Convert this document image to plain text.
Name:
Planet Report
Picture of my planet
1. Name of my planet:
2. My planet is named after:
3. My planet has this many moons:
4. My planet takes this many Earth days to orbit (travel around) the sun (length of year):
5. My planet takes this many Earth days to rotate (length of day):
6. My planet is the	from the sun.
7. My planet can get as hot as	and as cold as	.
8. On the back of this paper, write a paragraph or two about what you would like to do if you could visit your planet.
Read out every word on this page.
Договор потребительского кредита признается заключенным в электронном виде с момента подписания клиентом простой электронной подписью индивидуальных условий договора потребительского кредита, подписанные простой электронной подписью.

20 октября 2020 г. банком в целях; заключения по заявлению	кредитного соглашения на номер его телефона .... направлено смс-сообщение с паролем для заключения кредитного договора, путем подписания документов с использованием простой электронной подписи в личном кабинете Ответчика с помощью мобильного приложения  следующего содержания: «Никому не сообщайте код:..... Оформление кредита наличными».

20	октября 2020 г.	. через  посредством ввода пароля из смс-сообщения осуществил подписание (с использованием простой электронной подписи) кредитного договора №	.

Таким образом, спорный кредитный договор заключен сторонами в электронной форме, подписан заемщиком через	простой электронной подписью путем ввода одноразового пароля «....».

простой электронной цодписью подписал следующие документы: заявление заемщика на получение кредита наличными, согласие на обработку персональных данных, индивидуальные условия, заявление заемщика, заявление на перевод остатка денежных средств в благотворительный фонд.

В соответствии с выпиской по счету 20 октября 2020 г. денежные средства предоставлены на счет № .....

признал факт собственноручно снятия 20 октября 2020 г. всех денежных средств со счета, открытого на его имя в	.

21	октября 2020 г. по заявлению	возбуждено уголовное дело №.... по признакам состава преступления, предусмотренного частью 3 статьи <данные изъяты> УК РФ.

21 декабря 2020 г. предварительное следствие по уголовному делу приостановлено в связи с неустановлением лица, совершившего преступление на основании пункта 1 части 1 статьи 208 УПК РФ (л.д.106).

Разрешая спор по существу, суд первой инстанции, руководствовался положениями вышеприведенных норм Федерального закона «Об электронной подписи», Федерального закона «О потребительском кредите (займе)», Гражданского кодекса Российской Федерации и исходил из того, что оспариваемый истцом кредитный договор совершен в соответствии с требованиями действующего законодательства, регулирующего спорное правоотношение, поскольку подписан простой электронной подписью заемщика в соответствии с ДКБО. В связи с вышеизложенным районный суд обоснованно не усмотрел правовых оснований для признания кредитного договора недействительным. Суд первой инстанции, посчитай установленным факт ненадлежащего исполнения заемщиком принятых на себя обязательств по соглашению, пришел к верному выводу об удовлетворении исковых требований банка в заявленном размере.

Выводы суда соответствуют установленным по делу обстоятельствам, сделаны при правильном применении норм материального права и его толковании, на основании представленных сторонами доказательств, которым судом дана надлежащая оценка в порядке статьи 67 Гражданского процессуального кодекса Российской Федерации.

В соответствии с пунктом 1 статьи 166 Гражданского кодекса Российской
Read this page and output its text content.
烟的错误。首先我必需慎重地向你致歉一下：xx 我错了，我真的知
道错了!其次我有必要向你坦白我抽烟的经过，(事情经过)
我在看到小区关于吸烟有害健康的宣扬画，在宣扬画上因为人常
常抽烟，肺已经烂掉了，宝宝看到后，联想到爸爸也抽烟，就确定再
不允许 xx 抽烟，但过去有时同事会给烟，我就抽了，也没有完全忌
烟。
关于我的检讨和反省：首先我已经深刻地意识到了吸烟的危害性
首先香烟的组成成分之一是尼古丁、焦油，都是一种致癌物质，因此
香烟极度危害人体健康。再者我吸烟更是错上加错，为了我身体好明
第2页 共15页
● ● ● ● ● ● ●
• [Exercise details] Show the lines that mention the word "length".

• [Response to this task]
4. My planet takes this many Earth days to orbit (travel around) the sun (length of year):
5. My planet takes this many Earth days to rotate (length of day):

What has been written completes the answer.